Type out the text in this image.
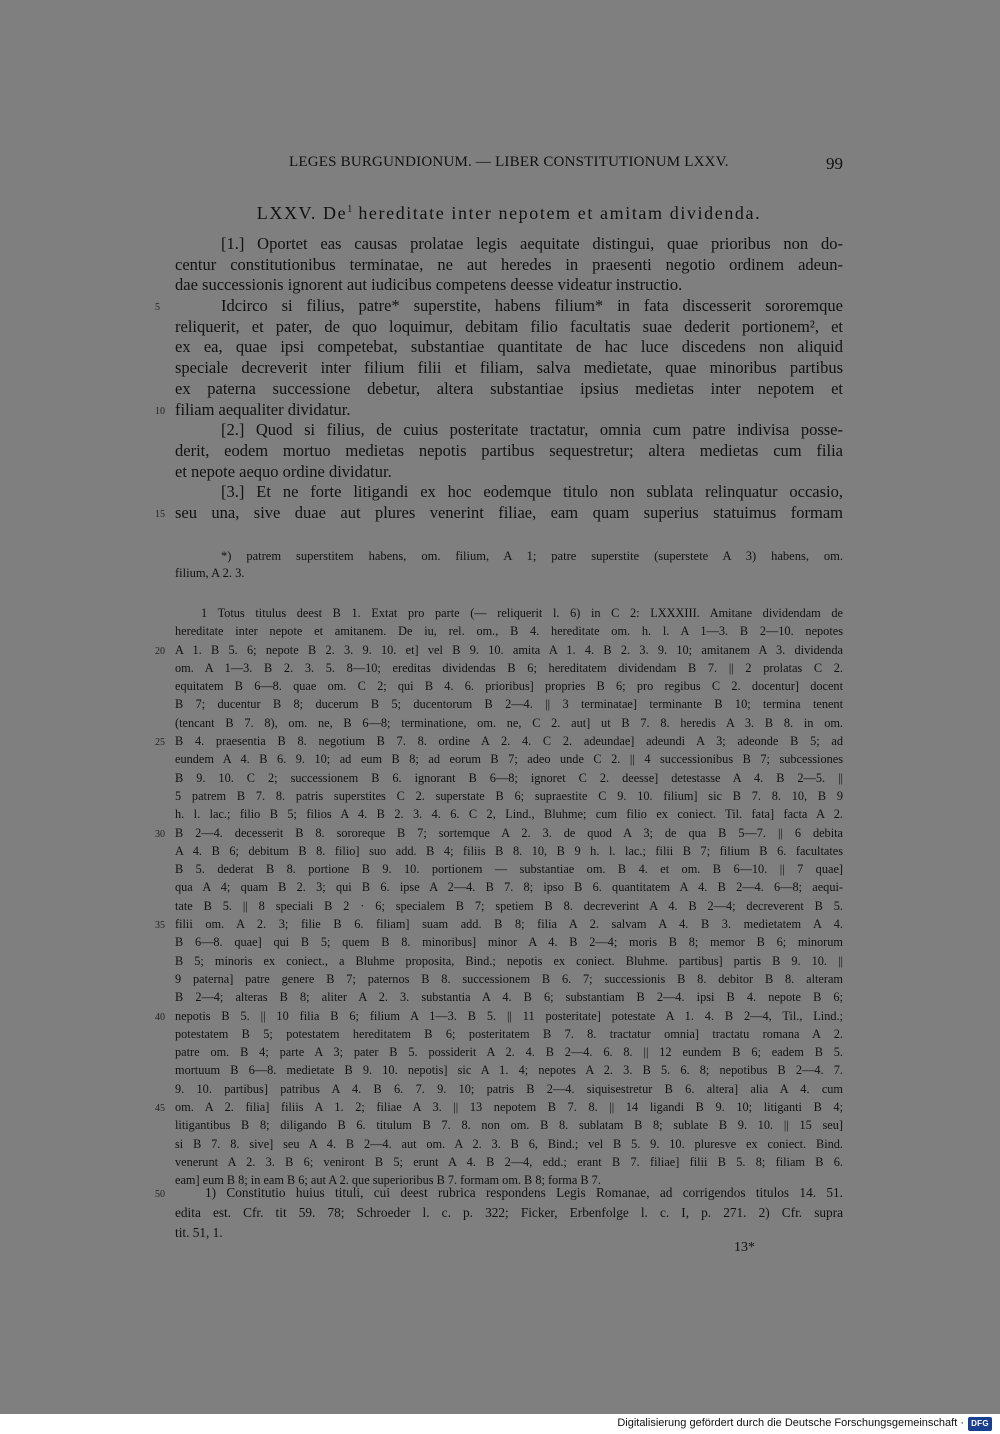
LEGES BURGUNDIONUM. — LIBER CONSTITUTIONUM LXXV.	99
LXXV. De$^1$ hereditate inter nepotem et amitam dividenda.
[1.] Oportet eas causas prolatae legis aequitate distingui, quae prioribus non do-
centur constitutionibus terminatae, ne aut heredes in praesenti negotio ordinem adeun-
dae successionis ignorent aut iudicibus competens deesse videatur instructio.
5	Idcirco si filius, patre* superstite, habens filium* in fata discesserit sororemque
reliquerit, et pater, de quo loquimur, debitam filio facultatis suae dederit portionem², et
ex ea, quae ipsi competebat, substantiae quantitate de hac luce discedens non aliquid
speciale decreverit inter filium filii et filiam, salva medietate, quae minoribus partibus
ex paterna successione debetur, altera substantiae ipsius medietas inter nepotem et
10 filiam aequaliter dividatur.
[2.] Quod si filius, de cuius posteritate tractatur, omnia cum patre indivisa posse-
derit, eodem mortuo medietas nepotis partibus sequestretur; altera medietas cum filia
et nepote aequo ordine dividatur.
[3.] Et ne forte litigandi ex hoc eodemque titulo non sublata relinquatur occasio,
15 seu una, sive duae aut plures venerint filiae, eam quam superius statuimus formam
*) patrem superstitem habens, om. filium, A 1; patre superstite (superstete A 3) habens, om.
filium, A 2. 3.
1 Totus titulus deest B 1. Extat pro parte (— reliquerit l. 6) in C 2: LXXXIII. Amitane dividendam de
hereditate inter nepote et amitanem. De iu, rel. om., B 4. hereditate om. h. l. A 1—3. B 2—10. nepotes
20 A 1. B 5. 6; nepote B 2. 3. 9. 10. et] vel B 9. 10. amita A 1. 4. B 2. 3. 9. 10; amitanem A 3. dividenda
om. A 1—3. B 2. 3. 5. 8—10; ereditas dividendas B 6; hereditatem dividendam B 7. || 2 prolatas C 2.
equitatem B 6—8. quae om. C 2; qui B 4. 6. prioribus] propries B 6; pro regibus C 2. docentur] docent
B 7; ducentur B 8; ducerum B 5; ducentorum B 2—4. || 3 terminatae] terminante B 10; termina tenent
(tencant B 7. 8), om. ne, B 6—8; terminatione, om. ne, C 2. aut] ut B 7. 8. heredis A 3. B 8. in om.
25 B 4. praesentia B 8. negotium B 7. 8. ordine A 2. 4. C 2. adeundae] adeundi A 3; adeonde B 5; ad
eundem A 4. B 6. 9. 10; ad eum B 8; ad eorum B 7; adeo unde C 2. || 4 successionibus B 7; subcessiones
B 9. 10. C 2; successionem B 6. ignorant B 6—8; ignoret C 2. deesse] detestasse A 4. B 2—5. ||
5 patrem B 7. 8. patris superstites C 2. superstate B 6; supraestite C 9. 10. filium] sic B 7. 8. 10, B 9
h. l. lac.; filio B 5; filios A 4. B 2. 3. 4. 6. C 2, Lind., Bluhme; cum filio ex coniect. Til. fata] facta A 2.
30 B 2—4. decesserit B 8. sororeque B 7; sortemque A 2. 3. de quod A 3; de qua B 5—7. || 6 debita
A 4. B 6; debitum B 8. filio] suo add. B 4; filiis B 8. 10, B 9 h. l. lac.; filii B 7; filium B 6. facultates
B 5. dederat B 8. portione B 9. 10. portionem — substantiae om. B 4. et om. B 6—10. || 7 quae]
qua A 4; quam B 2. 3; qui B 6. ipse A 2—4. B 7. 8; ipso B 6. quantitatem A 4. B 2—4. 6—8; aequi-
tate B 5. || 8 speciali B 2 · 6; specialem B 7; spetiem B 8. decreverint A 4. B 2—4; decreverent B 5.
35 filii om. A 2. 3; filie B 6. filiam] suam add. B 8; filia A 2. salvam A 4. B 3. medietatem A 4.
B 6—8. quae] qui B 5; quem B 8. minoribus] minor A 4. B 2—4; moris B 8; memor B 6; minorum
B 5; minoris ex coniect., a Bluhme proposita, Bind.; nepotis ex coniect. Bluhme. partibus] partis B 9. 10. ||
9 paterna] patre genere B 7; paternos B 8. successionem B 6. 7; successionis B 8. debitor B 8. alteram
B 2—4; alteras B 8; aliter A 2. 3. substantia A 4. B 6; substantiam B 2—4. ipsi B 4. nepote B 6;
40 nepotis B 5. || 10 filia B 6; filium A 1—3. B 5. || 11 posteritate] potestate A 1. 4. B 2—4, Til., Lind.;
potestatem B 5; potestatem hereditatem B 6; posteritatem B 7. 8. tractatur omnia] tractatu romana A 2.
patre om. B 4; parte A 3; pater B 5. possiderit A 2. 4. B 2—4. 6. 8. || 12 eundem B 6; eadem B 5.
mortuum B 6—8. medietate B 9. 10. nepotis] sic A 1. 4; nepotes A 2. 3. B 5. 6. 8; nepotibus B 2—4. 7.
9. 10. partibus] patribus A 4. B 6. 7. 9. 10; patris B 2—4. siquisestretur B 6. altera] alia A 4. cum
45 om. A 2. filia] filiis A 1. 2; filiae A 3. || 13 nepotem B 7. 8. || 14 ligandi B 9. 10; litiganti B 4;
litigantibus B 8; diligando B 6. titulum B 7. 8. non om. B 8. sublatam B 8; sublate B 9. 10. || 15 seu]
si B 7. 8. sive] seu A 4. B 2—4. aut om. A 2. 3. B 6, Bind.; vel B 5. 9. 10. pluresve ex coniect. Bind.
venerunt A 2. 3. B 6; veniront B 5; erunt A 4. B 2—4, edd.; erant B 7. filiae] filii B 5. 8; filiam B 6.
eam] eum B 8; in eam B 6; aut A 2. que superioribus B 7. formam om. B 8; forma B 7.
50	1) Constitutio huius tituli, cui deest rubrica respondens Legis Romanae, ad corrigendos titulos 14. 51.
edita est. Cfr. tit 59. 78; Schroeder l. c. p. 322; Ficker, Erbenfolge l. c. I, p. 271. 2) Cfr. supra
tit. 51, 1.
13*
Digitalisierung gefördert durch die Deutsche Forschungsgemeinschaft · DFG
####################
→ Exercise goal
Nothing but the pictures may be dropped; output the records above exactly.

→ Output below
Type out the text in this image.
LEGES BURGUNDIONUM. — LIBER CONSTITUTIONUM LXXV.	99
LXXV. De$^1$ hereditate inter nepotem et amitam dividenda.
[1.] Oportet eas causas prolatae legis aequitate distingui, quae prioribus non do-
centur constitutionibus terminatae, ne aut heredes in praesenti negotio ordinem adeun-
dae successionis ignorent aut iudicibus competens deesse videatur instructio.
5	Idcirco si filius, patre* superstite, habens filium* in fata discesserit sororemque
reliquerit, et pater, de quo loquimur, debitam filio facultatis suae dederit portionem², et
ex ea, quae ipsi competebat, substantiae quantitate de hac luce discedens non aliquid
speciale decreverit inter filium filii et filiam, salva medietate, quae minoribus partibus
ex paterna successione debetur, altera substantiae ipsius medietas inter nepotem et
10 filiam aequaliter dividatur.
[2.] Quod si filius, de cuius posteritate tractatur, omnia cum patre indivisa posse-
derit, eodem mortuo medietas nepotis partibus sequestretur; altera medietas cum filia
et nepote aequo ordine dividatur.
[3.] Et ne forte litigandi ex hoc eodemque titulo non sublata relinquatur occasio,
15 seu una, sive duae aut plures venerint filiae, eam quam superius statuimus formam
*) patrem superstitem habens, om. filium, A 1; patre superstite (superstete A 3) habens, om.
filium, A 2. 3.
1 Totus titulus deest B 1. Extat pro parte (— reliquerit l. 6) in C 2: LXXXIII. Amitane dividendam de
hereditate inter nepote et amitanem. De iu, rel. om., B 4. hereditate om. h. l. A 1—3. B 2—10. nepotes
20 A 1. B 5. 6; nepote B 2. 3. 9. 10. et] vel B 9. 10. amita A 1. 4. B 2. 3. 9. 10; amitanem A 3. dividenda
om. A 1—3. B 2. 3. 5. 8—10; ereditas dividendas B 6; hereditatem dividendam B 7. || 2 prolatas C 2.
equitatem B 6—8. quae om. C 2; qui B 4. 6. prioribus] propries B 6; pro regibus C 2. docentur] docent
B 7; ducentur B 8; ducerum B 5; ducentorum B 2—4. || 3 terminatae] terminante B 10; termina tenent
(tencant B 7. 8), om. ne, B 6—8; terminatione, om. ne, C 2. aut] ut B 7. 8. heredis A 3. B 8. in om.
25 B 4. praesentia B 8. negotium B 7. 8. ordine A 2. 4. C 2. adeundae] adeundi A 3; adeonde B 5; ad
eundem A 4. B 6. 9. 10; ad eum B 8; ad eorum B 7; adeo unde C 2. || 4 successionibus B 7; subcessiones
B 9. 10. C 2; successionem B 6. ignorant B 6—8; ignoret C 2. deesse] detestasse A 4. B 2—5. ||
5 patrem B 7. 8. patris superstites C 2. superstate B 6; supraestite C 9. 10. filium] sic B 7. 8. 10, B 9
h. l. lac.; filio B 5; filios A 4. B 2. 3. 4. 6. C 2, Lind., Bluhme; cum filio ex coniect. Til. fata] facta A 2.
30 B 2—4. decesserit B 8. sororeque B 7; sortemque A 2. 3. de quod A 3; de qua B 5—7. || 6 debita
A 4. B 6; debitum B 8. filio] suo add. B 4; filiis B 8. 10, B 9 h. l. lac.; filii B 7; filium B 6. facultates
B 5. dederat B 8. portione B 9. 10. portionem — substantiae om. B 4. et om. B 6—10. || 7 quae]
qua A 4; quam B 2. 3; qui B 6. ipse A 2—4. B 7. 8; ipso B 6. quantitatem A 4. B 2—4. 6—8; aequi-
tate B 5. || 8 speciali B 2 · 6; specialem B 7; spetiem B 8. decreverint A 4. B 2—4; decreverent B 5.
35 filii om. A 2. 3; filie B 6. filiam] suam add. B 8; filia A 2. salvam A 4. B 3. medietatem A 4.
B 6—8. quae] qui B 5; quem B 8. minoribus] minor A 4. B 2—4; moris B 8; memor B 6; minorum
B 5; minoris ex coniect., a Bluhme proposita, Bind.; nepotis ex coniect. Bluhme. partibus] partis B 9. 10. ||
9 paterna] patre genere B 7; paternos B 8. successionem B 6. 7; successionis B 8. debitor B 8. alteram
B 2—4; alteras B 8; aliter A 2. 3. substantia A 4. B 6; substantiam B 2—4. ipsi B 4. nepote B 6;
40 nepotis B 5. || 10 filia B 6; filium A 1—3. B 5. || 11 posteritate] potestate A 1. 4. B 2—4, Til., Lind.;
potestatem B 5; potestatem hereditatem B 6; posteritatem B 7. 8. tractatur omnia] tractatu romana A 2.
patre om. B 4; parte A 3; pater B 5. possiderit A 2. 4. B 2—4. 6. 8. || 12 eundem B 6; eadem B 5.
mortuum B 6—8. medietate B 9. 10. nepotis] sic A 1. 4; nepotes A 2. 3. B 5. 6. 8; nepotibus B 2—4. 7.
9. 10. partibus] patribus A 4. B 6. 7. 9. 10; patris B 2—4. siquisestretur B 6. altera] alia A 4. cum
45 om. A 2. filia] filiis A 1. 2; filiae A 3. || 13 nepotem B 7. 8. || 14 ligandi B 9. 10; litiganti B 4;
litigantibus B 8; diligando B 6. titulum B 7. 8. non om. B 8. sublatam B 8; sublate B 9. 10. || 15 seu]
si B 7. 8. sive] seu A 4. B 2—4. aut om. A 2. 3. B 6, Bind.; vel B 5. 9. 10. pluresve ex coniect. Bind.
venerunt A 2. 3. B 6; veniront B 5; erunt A 4. B 2—4, edd.; erant B 7. filiae] filii B 5. 8; filiam B 6.
eam] eum B 8; in eam B 6; aut A 2. que superioribus B 7. formam om. B 8; forma B 7.
50	1) Constitutio huius tituli, cui deest rubrica respondens Legis Romanae, ad corrigendos titulos 14. 51.
edita est. Cfr. tit 59. 78; Schroeder l. c. p. 322; Ficker, Erbenfolge l. c. I, p. 271. 2) Cfr. supra
tit. 51, 1.
13*
Digitalisierung gefördert durch die Deutsche Forschungsgemeinschaft · DFG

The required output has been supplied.